▶
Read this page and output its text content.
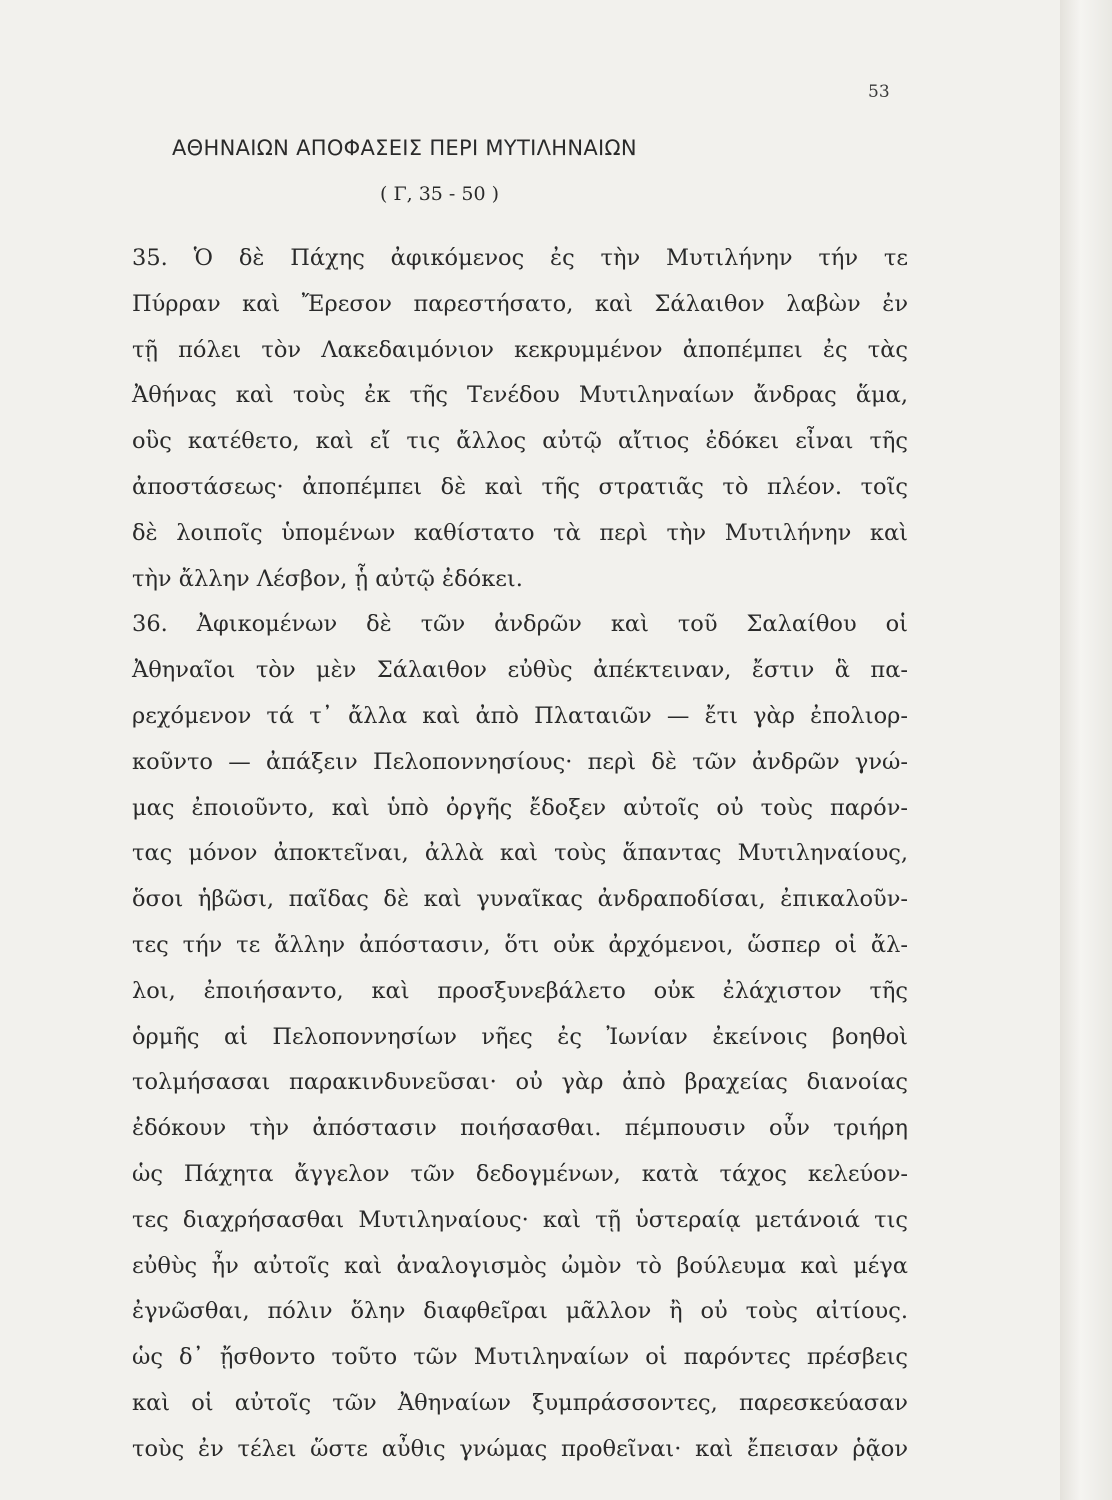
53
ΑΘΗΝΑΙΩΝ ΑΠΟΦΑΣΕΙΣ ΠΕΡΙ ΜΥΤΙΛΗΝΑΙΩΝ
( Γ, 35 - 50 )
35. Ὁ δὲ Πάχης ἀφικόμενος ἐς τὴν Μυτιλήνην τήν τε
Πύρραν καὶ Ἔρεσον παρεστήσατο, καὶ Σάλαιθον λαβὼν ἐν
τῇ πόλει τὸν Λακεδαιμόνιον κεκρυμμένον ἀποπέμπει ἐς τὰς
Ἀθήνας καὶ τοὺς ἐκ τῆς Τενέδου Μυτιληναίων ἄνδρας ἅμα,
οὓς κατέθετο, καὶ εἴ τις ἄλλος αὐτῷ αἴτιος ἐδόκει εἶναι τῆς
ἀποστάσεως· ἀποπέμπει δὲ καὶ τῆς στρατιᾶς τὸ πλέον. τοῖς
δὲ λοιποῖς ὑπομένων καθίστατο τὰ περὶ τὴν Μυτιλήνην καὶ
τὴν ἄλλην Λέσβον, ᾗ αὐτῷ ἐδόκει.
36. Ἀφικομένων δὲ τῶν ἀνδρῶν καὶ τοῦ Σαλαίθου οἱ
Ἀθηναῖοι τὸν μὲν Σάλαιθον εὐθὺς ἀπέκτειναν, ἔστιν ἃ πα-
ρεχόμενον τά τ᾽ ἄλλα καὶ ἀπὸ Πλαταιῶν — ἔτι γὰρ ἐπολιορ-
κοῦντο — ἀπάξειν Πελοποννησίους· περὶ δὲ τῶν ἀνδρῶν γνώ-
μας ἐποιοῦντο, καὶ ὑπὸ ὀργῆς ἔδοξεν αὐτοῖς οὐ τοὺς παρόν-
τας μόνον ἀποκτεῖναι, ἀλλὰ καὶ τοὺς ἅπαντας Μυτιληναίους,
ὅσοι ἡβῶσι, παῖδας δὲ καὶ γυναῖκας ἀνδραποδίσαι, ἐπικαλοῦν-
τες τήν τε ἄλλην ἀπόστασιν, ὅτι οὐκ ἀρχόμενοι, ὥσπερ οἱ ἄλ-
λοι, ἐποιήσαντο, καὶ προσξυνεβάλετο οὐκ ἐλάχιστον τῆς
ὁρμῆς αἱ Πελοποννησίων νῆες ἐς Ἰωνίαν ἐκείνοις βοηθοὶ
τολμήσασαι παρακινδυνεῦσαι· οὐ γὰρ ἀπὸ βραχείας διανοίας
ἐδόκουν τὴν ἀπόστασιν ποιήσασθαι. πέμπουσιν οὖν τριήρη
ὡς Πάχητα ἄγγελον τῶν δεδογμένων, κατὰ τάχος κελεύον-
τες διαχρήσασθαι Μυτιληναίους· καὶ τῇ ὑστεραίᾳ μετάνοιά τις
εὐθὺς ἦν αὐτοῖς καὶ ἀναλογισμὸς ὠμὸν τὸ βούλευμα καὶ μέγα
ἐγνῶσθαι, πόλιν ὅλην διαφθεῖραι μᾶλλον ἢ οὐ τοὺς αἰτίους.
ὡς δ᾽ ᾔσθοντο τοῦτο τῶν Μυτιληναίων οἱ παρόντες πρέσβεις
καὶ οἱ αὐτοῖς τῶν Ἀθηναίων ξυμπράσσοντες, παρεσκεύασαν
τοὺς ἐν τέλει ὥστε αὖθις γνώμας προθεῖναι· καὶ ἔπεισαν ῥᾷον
◀
▶
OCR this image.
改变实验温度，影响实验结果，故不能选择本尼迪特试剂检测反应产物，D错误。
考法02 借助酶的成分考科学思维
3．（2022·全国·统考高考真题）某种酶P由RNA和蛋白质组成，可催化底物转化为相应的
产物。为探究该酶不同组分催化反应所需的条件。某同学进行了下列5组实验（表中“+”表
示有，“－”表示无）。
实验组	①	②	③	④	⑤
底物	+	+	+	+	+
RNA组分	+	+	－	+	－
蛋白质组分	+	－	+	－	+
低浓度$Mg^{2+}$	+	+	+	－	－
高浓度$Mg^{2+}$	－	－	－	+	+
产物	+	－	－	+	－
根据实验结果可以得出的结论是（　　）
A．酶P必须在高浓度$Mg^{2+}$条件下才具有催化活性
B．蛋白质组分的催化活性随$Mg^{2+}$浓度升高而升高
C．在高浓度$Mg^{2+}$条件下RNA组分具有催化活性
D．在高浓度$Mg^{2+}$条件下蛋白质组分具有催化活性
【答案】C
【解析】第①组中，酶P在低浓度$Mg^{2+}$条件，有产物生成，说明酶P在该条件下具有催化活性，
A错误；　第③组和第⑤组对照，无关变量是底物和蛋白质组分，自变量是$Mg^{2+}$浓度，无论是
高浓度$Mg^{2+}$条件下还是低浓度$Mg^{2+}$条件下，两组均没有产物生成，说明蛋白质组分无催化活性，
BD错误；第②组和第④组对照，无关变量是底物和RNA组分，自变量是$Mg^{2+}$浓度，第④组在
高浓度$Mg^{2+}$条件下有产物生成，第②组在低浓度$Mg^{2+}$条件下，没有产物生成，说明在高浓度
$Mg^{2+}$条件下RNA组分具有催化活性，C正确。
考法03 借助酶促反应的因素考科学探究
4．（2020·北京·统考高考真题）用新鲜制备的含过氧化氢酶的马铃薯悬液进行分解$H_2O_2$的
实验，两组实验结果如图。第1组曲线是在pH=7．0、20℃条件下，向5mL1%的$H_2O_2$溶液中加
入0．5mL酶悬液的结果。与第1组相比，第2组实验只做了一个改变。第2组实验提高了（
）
◀
▶
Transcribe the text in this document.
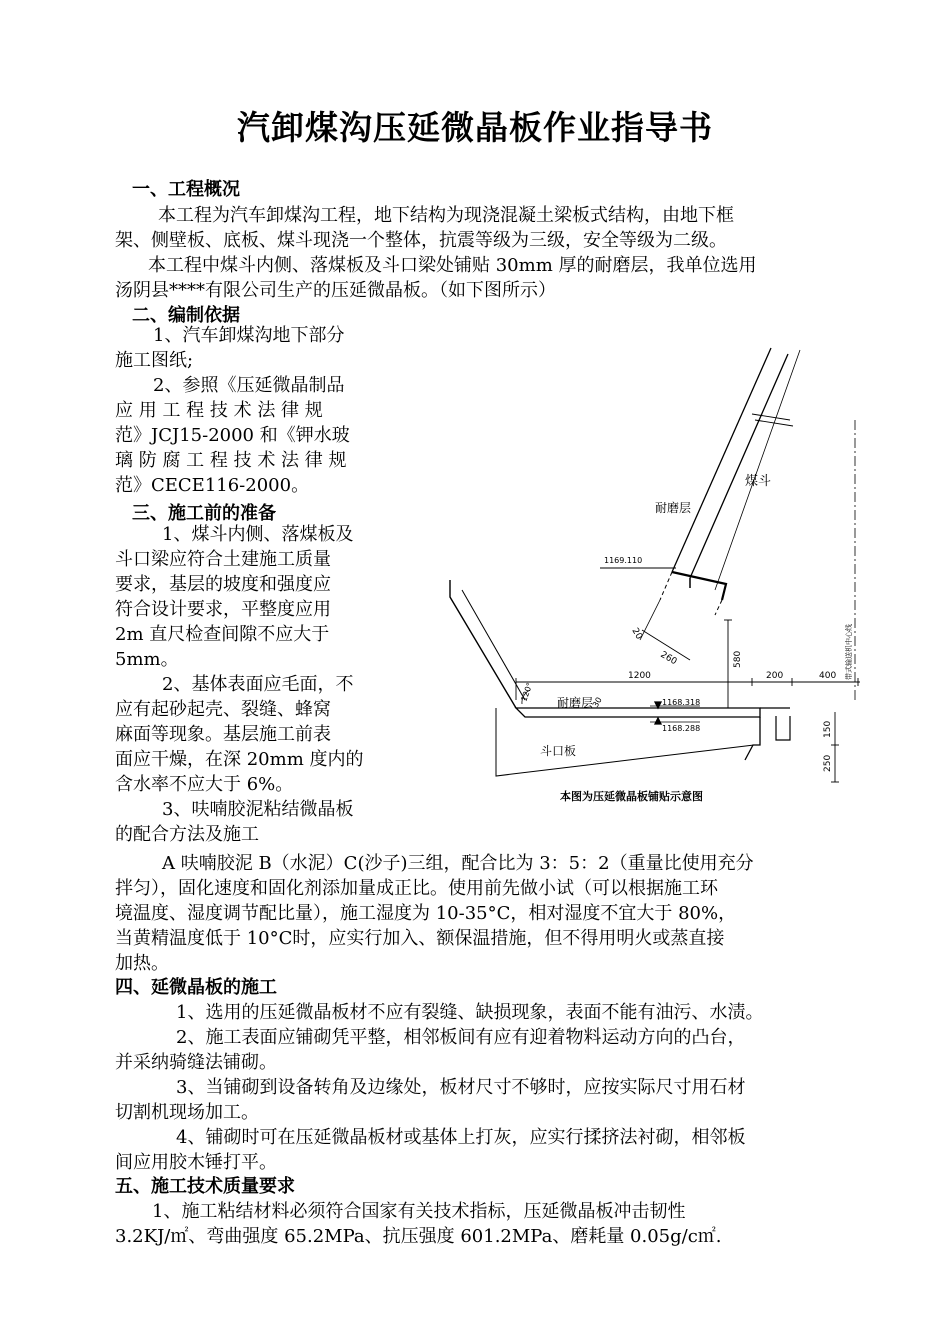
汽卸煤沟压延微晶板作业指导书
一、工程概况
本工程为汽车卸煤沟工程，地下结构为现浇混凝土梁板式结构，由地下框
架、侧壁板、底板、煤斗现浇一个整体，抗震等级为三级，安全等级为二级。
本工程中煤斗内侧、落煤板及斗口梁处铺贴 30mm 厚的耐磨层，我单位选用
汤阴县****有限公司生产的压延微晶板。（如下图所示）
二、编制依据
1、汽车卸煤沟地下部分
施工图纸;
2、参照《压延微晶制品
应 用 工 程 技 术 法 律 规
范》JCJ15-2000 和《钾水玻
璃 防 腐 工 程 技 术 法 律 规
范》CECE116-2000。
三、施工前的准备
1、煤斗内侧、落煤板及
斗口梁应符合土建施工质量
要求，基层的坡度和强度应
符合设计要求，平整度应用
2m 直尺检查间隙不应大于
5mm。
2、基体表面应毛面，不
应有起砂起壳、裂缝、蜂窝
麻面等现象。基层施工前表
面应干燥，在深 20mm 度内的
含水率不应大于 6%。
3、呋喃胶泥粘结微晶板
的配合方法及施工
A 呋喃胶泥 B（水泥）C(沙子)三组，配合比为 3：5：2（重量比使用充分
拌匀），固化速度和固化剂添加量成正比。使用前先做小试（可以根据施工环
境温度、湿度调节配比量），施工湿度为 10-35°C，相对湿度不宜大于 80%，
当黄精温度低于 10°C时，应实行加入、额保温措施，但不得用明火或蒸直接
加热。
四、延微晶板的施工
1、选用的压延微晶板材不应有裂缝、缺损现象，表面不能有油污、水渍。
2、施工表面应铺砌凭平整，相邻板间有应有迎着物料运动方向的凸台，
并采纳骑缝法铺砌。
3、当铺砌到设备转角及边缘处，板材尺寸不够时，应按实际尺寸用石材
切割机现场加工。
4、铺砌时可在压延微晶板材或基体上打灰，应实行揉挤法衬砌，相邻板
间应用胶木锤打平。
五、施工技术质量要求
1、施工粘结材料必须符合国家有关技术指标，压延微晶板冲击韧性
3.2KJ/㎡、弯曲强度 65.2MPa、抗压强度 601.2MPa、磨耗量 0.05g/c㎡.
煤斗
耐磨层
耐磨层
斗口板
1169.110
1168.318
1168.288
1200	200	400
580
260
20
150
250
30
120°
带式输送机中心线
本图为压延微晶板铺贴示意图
◀
▶ [Requirement] Report only how many lines in the entries contain "Μυτιλήνην".

▶ [In response] 2